↓↓↓

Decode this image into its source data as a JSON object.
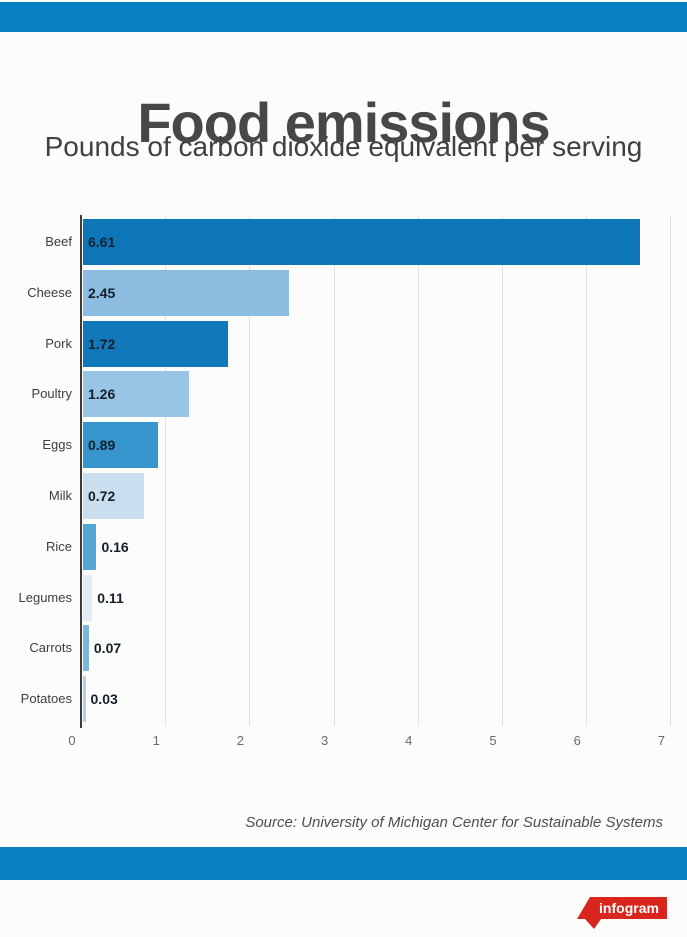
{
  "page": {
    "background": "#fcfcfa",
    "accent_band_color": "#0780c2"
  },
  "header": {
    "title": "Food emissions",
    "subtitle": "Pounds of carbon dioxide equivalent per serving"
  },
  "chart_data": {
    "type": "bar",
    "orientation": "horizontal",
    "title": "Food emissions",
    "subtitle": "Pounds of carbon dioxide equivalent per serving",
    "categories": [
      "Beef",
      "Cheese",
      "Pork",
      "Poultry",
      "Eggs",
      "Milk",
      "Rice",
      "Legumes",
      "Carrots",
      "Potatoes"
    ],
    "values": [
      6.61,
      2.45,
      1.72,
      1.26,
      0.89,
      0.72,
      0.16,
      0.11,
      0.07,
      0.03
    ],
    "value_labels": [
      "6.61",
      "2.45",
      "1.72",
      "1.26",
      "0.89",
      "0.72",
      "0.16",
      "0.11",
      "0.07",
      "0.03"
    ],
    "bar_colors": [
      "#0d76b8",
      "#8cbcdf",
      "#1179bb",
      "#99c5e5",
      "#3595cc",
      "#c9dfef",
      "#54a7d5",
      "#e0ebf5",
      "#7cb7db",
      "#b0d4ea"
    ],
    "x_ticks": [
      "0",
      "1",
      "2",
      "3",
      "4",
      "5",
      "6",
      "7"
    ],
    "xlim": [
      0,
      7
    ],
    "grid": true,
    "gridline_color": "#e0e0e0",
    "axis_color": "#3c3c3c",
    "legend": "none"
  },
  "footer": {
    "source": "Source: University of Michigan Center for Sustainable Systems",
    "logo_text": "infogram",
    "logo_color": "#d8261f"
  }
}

↑↑↑
↓↓↓

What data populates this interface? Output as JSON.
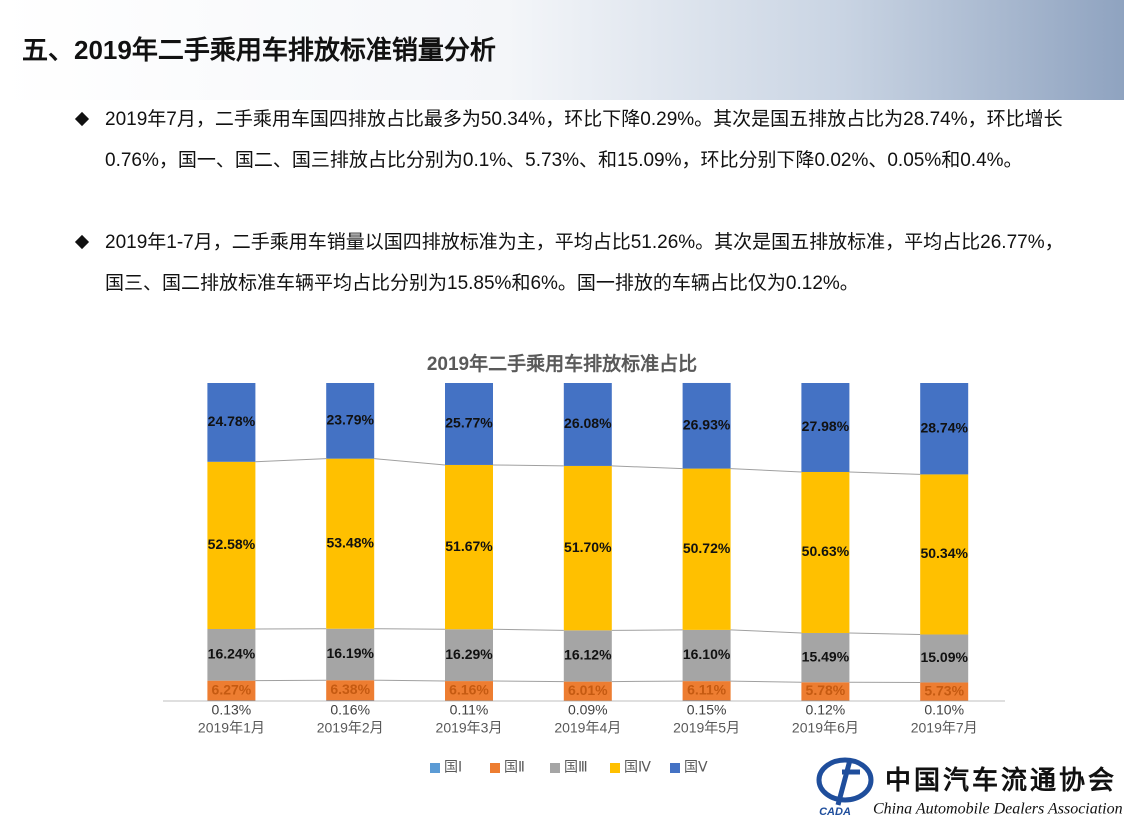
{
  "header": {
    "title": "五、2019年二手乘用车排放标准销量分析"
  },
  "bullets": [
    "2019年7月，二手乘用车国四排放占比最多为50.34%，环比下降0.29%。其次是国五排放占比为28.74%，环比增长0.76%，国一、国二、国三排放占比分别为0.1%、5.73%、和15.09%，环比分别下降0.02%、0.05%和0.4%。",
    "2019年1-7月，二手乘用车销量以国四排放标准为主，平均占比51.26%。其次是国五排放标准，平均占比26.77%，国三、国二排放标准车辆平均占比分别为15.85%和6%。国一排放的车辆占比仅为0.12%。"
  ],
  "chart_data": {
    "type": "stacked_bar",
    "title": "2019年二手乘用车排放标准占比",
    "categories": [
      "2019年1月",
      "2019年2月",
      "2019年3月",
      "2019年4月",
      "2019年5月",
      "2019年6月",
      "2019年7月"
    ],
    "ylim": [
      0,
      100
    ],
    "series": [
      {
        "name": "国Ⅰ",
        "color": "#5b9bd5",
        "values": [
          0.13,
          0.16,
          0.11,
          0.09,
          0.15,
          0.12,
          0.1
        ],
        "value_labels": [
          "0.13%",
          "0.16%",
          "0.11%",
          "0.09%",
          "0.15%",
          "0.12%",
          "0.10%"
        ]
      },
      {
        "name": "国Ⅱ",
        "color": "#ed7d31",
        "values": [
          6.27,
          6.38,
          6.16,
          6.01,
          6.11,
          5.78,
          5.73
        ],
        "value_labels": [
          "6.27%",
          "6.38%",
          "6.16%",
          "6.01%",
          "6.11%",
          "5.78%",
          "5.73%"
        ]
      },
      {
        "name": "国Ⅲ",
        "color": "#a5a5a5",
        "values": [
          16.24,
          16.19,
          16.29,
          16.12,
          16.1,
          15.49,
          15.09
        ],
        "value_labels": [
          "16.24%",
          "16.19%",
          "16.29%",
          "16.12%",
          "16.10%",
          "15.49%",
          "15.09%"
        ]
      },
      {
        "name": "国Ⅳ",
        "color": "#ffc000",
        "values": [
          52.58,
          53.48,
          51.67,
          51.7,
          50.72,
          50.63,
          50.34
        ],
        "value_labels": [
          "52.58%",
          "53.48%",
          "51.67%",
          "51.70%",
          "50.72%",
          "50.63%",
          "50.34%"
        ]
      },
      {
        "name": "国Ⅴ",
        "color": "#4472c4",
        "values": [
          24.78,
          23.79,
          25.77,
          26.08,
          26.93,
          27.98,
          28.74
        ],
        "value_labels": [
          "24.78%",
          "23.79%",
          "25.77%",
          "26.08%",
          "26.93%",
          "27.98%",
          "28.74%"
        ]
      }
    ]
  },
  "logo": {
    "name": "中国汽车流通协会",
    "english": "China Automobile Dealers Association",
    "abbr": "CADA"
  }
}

↑↑↑
↓↓↓

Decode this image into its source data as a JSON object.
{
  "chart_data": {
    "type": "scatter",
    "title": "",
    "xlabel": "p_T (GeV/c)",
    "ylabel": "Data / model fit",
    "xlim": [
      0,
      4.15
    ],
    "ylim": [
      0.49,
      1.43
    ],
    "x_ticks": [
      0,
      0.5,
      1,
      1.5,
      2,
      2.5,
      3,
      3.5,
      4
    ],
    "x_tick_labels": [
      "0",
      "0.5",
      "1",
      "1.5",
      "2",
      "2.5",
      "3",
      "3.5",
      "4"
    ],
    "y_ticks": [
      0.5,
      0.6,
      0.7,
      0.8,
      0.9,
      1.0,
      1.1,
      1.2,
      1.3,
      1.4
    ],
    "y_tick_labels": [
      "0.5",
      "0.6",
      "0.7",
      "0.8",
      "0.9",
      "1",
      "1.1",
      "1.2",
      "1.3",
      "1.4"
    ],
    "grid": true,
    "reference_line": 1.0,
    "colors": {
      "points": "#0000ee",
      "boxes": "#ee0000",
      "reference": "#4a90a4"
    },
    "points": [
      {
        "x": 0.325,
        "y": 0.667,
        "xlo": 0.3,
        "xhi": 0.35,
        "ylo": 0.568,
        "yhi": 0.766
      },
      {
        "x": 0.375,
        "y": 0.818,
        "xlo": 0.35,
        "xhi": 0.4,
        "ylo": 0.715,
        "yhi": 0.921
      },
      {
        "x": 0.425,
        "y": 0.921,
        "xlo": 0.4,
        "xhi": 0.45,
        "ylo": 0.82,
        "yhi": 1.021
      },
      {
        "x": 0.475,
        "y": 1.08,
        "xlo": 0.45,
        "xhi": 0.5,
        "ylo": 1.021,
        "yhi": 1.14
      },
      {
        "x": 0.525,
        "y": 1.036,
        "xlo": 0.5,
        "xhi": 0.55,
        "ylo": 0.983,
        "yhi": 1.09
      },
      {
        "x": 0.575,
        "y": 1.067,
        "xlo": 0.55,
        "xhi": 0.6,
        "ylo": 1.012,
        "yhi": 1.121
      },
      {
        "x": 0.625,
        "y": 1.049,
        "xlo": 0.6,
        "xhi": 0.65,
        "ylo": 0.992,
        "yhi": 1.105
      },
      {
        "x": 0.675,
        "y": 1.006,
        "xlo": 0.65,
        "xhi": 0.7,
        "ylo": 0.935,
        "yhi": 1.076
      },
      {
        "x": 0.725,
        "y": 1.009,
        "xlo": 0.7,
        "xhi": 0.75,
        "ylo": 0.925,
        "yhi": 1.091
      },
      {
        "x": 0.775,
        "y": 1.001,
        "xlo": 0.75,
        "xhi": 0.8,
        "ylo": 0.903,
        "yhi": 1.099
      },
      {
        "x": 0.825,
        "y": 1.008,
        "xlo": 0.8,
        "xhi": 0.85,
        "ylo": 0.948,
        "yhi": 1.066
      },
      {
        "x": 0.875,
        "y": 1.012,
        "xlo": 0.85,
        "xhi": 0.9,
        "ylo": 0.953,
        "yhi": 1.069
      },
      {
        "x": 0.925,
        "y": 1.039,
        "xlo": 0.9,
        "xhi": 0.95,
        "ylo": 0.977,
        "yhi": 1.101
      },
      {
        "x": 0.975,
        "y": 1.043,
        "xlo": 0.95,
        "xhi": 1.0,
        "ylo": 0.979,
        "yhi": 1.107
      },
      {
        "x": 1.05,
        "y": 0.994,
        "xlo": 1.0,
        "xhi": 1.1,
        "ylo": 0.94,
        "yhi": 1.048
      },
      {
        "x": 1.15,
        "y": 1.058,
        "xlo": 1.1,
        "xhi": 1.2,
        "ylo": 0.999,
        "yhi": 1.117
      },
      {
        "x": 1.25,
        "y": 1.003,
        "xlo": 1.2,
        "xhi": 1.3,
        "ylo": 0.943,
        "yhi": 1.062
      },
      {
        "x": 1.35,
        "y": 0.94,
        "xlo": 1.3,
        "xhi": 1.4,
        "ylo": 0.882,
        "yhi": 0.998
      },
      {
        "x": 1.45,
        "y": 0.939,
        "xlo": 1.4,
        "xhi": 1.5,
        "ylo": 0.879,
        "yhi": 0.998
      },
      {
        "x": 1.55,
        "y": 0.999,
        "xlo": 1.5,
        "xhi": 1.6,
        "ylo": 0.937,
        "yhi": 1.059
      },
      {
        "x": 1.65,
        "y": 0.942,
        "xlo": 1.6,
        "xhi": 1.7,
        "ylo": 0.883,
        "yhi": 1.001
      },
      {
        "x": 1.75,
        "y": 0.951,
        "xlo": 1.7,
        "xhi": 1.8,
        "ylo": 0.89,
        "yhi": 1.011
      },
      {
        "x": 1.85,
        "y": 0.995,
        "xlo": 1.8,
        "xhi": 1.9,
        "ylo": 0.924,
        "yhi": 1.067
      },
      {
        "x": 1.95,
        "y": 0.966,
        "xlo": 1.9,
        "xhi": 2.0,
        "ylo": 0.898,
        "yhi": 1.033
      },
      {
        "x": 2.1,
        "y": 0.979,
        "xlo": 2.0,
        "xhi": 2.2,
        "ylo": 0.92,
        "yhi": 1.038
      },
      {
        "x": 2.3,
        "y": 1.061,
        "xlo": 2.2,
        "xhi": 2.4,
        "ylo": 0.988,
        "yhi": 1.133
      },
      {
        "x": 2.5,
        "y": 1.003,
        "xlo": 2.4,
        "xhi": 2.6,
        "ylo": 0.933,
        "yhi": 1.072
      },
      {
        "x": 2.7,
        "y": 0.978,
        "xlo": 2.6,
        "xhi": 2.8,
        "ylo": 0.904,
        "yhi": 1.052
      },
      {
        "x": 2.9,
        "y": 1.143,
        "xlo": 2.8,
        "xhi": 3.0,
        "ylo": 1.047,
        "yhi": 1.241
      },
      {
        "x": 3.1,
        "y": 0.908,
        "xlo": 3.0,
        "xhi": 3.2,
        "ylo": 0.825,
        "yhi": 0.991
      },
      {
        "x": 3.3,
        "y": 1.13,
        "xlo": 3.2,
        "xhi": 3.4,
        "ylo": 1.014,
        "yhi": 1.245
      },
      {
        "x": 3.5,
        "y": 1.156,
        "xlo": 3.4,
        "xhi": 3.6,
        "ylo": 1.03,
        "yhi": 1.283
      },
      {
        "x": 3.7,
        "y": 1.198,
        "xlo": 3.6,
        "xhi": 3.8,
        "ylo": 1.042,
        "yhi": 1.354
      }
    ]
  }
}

↑↑↑

- TASK PROMPT
Using the records above, copy each line that contains "subtitle".

- IN RESPONSE
    "subtitle": "Pounds of carbon dioxide equivalent per serving"
    "subtitle": "Pounds of carbon dioxide equivalent per serving",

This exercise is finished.